Report only the number of lines in the records that contain the word "Projekte".
--
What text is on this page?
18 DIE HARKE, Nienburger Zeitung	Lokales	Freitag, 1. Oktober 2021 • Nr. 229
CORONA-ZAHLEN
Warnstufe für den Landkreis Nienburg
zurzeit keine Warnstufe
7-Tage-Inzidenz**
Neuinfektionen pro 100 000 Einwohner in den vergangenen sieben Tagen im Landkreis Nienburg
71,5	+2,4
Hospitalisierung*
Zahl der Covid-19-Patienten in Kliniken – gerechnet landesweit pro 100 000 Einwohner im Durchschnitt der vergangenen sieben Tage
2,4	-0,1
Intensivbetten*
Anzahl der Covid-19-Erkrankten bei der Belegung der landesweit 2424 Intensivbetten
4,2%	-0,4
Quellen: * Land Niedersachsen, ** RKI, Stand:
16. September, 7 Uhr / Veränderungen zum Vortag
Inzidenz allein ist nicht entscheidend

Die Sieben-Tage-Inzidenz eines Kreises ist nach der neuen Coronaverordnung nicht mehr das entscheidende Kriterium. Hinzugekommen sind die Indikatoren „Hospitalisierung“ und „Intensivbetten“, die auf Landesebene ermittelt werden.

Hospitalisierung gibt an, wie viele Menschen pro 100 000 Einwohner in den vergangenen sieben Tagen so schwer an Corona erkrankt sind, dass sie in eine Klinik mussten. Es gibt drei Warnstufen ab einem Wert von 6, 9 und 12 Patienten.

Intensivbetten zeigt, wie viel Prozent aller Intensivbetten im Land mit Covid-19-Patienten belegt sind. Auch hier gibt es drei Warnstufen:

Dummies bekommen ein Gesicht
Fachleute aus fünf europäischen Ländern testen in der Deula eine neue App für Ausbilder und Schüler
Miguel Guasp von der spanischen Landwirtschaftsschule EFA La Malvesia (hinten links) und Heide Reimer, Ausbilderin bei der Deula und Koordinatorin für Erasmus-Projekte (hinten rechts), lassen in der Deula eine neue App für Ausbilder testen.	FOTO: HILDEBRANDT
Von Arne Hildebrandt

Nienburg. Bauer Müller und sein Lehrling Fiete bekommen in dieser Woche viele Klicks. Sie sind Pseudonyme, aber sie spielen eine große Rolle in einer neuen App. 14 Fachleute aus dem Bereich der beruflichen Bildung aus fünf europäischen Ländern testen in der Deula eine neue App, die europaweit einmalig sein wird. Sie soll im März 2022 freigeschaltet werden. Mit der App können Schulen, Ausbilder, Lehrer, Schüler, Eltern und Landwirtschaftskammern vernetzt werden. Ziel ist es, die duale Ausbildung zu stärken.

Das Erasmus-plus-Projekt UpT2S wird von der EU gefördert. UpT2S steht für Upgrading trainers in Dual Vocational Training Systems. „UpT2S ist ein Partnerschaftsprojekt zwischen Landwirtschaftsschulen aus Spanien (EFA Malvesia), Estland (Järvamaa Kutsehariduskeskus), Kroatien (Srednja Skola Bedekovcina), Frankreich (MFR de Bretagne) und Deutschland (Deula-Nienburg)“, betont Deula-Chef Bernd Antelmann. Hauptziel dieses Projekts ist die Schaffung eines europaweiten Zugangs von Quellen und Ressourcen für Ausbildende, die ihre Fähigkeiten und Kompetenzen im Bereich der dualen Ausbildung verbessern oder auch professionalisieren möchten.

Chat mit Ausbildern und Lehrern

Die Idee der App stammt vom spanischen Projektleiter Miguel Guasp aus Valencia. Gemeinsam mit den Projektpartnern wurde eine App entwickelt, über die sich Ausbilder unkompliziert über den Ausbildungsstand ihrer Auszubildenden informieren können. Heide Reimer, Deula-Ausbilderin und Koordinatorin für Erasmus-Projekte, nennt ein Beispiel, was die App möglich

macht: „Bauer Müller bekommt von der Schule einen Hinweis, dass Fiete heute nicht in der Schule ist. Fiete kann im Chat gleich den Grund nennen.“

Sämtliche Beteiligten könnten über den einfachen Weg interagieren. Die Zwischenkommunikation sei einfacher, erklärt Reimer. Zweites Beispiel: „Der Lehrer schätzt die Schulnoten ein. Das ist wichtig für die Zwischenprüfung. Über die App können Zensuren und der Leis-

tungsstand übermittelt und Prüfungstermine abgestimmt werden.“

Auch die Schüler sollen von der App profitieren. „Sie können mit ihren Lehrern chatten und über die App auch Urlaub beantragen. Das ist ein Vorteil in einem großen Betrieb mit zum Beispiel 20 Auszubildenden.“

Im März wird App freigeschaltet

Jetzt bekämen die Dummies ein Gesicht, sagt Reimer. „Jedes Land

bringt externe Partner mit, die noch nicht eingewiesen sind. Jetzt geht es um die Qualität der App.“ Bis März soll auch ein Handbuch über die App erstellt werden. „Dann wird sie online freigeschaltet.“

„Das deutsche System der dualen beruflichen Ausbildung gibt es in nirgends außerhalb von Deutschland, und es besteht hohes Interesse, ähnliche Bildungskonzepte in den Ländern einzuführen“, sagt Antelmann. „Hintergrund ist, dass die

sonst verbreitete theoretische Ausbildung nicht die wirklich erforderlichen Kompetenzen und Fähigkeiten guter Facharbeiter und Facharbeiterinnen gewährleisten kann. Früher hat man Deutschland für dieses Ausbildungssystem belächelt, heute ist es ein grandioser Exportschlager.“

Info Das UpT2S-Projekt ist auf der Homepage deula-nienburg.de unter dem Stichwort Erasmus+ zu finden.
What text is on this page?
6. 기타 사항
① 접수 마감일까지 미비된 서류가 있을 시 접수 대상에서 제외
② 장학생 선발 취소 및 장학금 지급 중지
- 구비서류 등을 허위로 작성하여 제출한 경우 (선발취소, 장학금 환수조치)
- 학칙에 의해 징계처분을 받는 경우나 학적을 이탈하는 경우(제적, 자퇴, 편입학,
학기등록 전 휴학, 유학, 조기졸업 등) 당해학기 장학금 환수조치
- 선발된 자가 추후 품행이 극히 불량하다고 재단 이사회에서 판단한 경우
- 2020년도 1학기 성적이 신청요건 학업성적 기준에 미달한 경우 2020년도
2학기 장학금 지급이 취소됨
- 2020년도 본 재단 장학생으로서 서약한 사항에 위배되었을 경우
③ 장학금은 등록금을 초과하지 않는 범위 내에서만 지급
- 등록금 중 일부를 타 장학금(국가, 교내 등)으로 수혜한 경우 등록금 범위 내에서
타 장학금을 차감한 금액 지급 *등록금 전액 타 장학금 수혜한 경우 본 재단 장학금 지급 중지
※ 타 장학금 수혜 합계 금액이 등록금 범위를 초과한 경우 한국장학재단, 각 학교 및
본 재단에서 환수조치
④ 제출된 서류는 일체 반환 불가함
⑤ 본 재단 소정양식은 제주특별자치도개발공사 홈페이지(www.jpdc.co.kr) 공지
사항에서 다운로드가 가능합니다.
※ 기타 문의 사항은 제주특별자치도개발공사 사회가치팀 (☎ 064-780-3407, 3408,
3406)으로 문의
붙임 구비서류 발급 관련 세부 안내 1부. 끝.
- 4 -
--
**Reply to the exercise**
2